── RECORDS SUPPLIED

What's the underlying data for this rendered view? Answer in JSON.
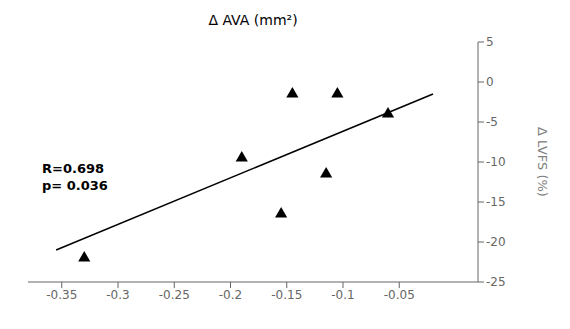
{
  "chart_data": {
    "type": "scatter",
    "xlabel": "Δ AVA (mm²)",
    "ylabel": "Δ LVFS (%)",
    "series": [
      {
        "type": "scatter",
        "marker": "triangle",
        "color": "black",
        "x": [
          -0.33,
          -0.19,
          -0.155,
          -0.145,
          -0.115,
          -0.105,
          -0.06
        ],
        "values": [
          -22,
          -9.5,
          -16.5,
          -1.5,
          -11.5,
          -1.5,
          -4
        ]
      },
      {
        "type": "line",
        "color": "black",
        "x": [
          -0.355,
          -0.02
        ],
        "values": [
          -21.0,
          -1.5
        ]
      }
    ],
    "xlim": [
      -0.38,
      0.02
    ],
    "ylim": [
      -25,
      5
    ],
    "xticks": [
      -0.35,
      -0.3,
      -0.25,
      -0.2,
      -0.15,
      -0.1,
      -0.05
    ],
    "yticks": [
      -25,
      -20,
      -15,
      -10,
      -5,
      0,
      5
    ],
    "annotations": [
      "R=0.698",
      "p= 0.036"
    ],
    "grid": false
  }
}
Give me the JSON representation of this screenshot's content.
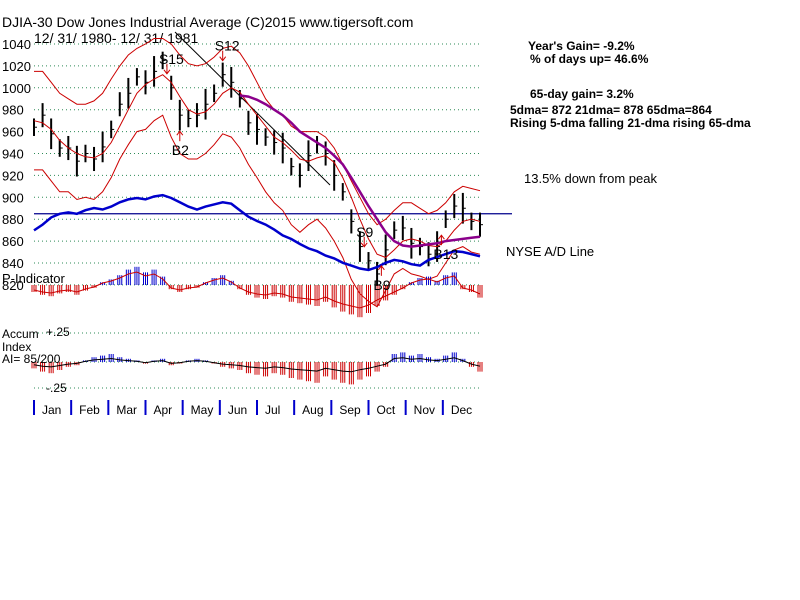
{
  "chart_data": {
    "type": "line",
    "title": "DJIA-30  Dow Jones Industrial Average   (C)2015 www.tigersoft.com",
    "date_range": "12/ 31/ 1980- 12/ 31/ 1981",
    "ylim": [
      810,
      1045
    ],
    "y_ticks": [
      1040,
      1020,
      1000,
      980,
      960,
      940,
      920,
      900,
      880,
      860,
      840,
      820
    ],
    "months": [
      "Jan",
      "Feb",
      "Mar",
      "Apr",
      "May",
      "Jun",
      "Jul",
      "Aug",
      "Sep",
      "Oct",
      "Nov",
      "Dec"
    ],
    "stats": {
      "years_gain": "Year's Gain= -9.2%",
      "pct_days_up": "% of days up= 46.6%",
      "gain_65day": "65-day gain= 3.2%",
      "dma_values": "5dma= 872 21dma= 878 65dma=864",
      "dma_trends": "Rising 5-dma falling 21-dma rising 65-dma"
    },
    "peak_line": {
      "value": 885,
      "label": "13.5% down from peak"
    },
    "signals": [
      {
        "label": "S15",
        "type": "sell",
        "week": 15.5
      },
      {
        "label": "S12",
        "type": "sell",
        "week": 22
      },
      {
        "label": "B2",
        "type": "buy",
        "week": 17
      },
      {
        "label": "S9",
        "type": "sell",
        "week": 38.5
      },
      {
        "label": "B9",
        "type": "buy",
        "week": 40.5
      },
      {
        "label": "B13",
        "type": "buy",
        "week": 47.5
      }
    ],
    "series": [
      {
        "name": "DJIA weekly close",
        "color": "#000000",
        "values": [
          964,
          975,
          958,
          945,
          945,
          933,
          940,
          935,
          946,
          962,
          985,
          995,
          1010,
          1005,
          1015,
          1025,
          1000,
          975,
          972,
          975,
          985,
          995,
          1012,
          1005,
          990,
          968,
          962,
          955,
          950,
          945,
          928,
          920,
          938,
          948,
          940,
          920,
          905,
          878,
          855,
          842,
          830,
          852,
          870,
          872,
          858,
          855,
          848,
          855,
          880,
          892,
          890,
          878,
          875
        ]
      },
      {
        "name": "Upper band",
        "color": "#cc0000",
        "values": [
          1015,
          1015,
          1005,
          995,
          990,
          985,
          985,
          988,
          995,
          1008,
          1020,
          1030,
          1036,
          1040,
          1045,
          1045,
          1040,
          1030,
          1022,
          1020,
          1022,
          1028,
          1036,
          1038,
          1032,
          1020,
          1005,
          990,
          980,
          975,
          965,
          960,
          960,
          960,
          955,
          945,
          930,
          915,
          900,
          885,
          875,
          880,
          888,
          895,
          895,
          890,
          885,
          888,
          895,
          905,
          910,
          908,
          906
        ]
      },
      {
        "name": "Lower band",
        "color": "#cc0000",
        "values": [
          925,
          925,
          915,
          905,
          905,
          898,
          900,
          898,
          905,
          918,
          935,
          948,
          960,
          962,
          970,
          975,
          955,
          940,
          935,
          935,
          940,
          948,
          958,
          955,
          945,
          930,
          918,
          905,
          895,
          888,
          875,
          868,
          875,
          880,
          872,
          860,
          845,
          825,
          812,
          805,
          800,
          815,
          830,
          835,
          830,
          828,
          825,
          828,
          840,
          852,
          855,
          850,
          848
        ]
      },
      {
        "name": "21-dma",
        "color": "#cc0000",
        "values": [
          970,
          968,
          962,
          952,
          945,
          940,
          937,
          936,
          940,
          950,
          965,
          980,
          995,
          1003,
          1008,
          1012,
          1005,
          992,
          980,
          976,
          978,
          985,
          995,
          1000,
          996,
          985,
          975,
          965,
          955,
          950,
          943,
          935,
          933,
          936,
          938,
          932,
          918,
          900,
          880,
          862,
          848,
          845,
          852,
          860,
          862,
          860,
          856,
          855,
          860,
          870,
          878,
          880,
          878
        ]
      },
      {
        "name": "65-dma",
        "color": "#8b008b",
        "values": [
          null,
          null,
          null,
          null,
          null,
          null,
          null,
          null,
          null,
          null,
          null,
          null,
          null,
          null,
          null,
          null,
          null,
          null,
          null,
          null,
          null,
          null,
          null,
          null,
          993,
          992,
          989,
          985,
          980,
          975,
          968,
          960,
          955,
          950,
          945,
          938,
          930,
          918,
          905,
          892,
          880,
          868,
          860,
          856,
          855,
          856,
          857,
          858,
          860,
          861,
          862,
          863,
          864
        ]
      }
    ],
    "ad_line": {
      "name": "NYSE A/D Line",
      "color": "#0000cc",
      "values": [
        63,
        55,
        45,
        40,
        38,
        40,
        35,
        32,
        34,
        30,
        24,
        20,
        18,
        20,
        16,
        14,
        18,
        24,
        30,
        34,
        30,
        27,
        24,
        26,
        35,
        44,
        50,
        55,
        62,
        70,
        75,
        82,
        88,
        92,
        98,
        102,
        108,
        112,
        116,
        118,
        114,
        108,
        104,
        106,
        110,
        112,
        104,
        100,
        96,
        92,
        93,
        96,
        99
      ]
    },
    "p_indicator": {
      "label": "P-Indicator",
      "values": [
        -10,
        -14,
        -16,
        -12,
        -10,
        -14,
        -8,
        -4,
        4,
        8,
        14,
        22,
        26,
        18,
        22,
        12,
        -6,
        -10,
        -6,
        -4,
        4,
        10,
        14,
        6,
        -6,
        -14,
        -18,
        -20,
        -16,
        -18,
        -24,
        -26,
        -28,
        -30,
        -24,
        -32,
        -38,
        -42,
        -46,
        -40,
        -30,
        -22,
        -14,
        -6,
        4,
        10,
        12,
        6,
        14,
        18,
        -6,
        -10,
        -18
      ]
    },
    "accum_index": {
      "label_line1": "Accum",
      "tick_top": "+.25",
      "label_line2": "Index",
      "label_ai": "AI= 85/200",
      "tick_bottom": "-.25",
      "values": [
        -8,
        -12,
        -14,
        -10,
        -6,
        -4,
        2,
        6,
        8,
        10,
        6,
        4,
        2,
        -2,
        2,
        4,
        -4,
        -2,
        2,
        4,
        2,
        -2,
        -6,
        -8,
        -10,
        -14,
        -16,
        -18,
        -14,
        -16,
        -20,
        -22,
        -24,
        -26,
        -18,
        -22,
        -26,
        -28,
        -22,
        -18,
        -12,
        -6,
        10,
        12,
        8,
        10,
        6,
        4,
        8,
        12,
        4,
        -6,
        -12
      ]
    }
  }
}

────

**TASK**
From the entries, report each line that includes the word "this".

**THE RESULT**
What's the underlying data for this rendered view? Answer in JSON.
Give me the JSON representation of this screenshot's content.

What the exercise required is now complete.